**To do**
Set down every record once more, exactly as given.

****************

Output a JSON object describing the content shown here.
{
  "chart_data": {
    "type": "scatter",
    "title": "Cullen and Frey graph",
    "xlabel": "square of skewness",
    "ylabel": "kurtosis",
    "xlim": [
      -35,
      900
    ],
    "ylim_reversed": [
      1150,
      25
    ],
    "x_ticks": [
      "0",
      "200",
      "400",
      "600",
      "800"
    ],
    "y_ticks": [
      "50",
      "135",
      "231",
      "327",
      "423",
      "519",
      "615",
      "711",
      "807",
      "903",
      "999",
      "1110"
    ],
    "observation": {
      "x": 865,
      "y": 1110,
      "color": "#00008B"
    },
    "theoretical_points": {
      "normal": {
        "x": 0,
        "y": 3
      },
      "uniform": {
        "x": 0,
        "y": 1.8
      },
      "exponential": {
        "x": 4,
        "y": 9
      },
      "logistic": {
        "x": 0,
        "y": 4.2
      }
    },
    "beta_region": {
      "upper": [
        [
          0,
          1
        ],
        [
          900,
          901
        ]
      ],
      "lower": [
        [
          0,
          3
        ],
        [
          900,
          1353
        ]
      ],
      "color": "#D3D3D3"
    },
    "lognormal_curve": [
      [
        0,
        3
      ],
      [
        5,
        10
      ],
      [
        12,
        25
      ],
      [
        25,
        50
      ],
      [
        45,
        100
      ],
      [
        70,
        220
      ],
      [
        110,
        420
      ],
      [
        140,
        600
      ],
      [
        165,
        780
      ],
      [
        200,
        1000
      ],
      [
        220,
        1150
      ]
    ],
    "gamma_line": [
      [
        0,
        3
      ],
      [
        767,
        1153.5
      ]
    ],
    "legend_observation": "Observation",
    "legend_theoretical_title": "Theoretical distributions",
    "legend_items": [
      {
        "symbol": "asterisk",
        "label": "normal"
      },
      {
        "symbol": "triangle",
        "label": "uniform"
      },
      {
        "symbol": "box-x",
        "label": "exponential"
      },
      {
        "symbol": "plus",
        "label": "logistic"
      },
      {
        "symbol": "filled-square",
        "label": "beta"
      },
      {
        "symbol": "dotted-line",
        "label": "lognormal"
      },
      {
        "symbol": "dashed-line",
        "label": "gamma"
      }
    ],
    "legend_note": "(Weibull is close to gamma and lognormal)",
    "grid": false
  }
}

****************

**Exercise output**
Output a JSON object describing the content shown here.
{
  "chart_data": {
    "type": "scatter",
    "title": "Cullen and Frey graph",
    "xlabel": "square of skewness",
    "ylabel": "kurtosis",
    "xlim": [
      -35,
      900
    ],
    "ylim_reversed": [
      1150,
      25
    ],
    "x_ticks": [
      "0",
      "200",
      "400",
      "600",
      "800"
    ],
    "y_ticks": [
      "50",
      "135",
      "231",
      "327",
      "423",
      "519",
      "615",
      "711",
      "807",
      "903",
      "999",
      "1110"
    ],
    "observation": {
      "x": 865,
      "y": 1110,
      "color": "#00008B"
    },
    "theoretical_points": {
      "normal": {
        "x": 0,
        "y": 3
      },
      "uniform": {
        "x": 0,
        "y": 1.8
      },
      "exponential": {
        "x": 4,
        "y": 9
      },
      "logistic": {
        "x": 0,
        "y": 4.2
      }
    },
    "beta_region": {
      "upper": [
        [
          0,
          1
        ],
        [
          900,
          901
        ]
      ],
      "lower": [
        [
          0,
          3
        ],
        [
          900,
          1353
        ]
      ],
      "color": "#D3D3D3"
    },
    "lognormal_curve": [
      [
        0,
        3
      ],
      [
        5,
        10
      ],
      [
        12,
        25
      ],
      [
        25,
        50
      ],
      [
        45,
        100
      ],
      [
        70,
        220
      ],
      [
        110,
        420
      ],
      [
        140,
        600
      ],
      [
        165,
        780
      ],
      [
        200,
        1000
      ],
      [
        220,
        1150
      ]
    ],
    "gamma_line": [
      [
        0,
        3
      ],
      [
        767,
        1153.5
      ]
    ],
    "legend_observation": "Observation",
    "legend_theoretical_title": "Theoretical distributions",
    "legend_items": [
      {
        "symbol": "asterisk",
        "label": "normal"
      },
      {
        "symbol": "triangle",
        "label": "uniform"
      },
      {
        "symbol": "box-x",
        "label": "exponential"
      },
      {
        "symbol": "plus",
        "label": "logistic"
      },
      {
        "symbol": "filled-square",
        "label": "beta"
      },
      {
        "symbol": "dotted-line",
        "label": "lognormal"
      },
      {
        "symbol": "dashed-line",
        "label": "gamma"
      }
    ],
    "legend_note": "(Weibull is close to gamma and lognormal)",
    "grid": false
  }
}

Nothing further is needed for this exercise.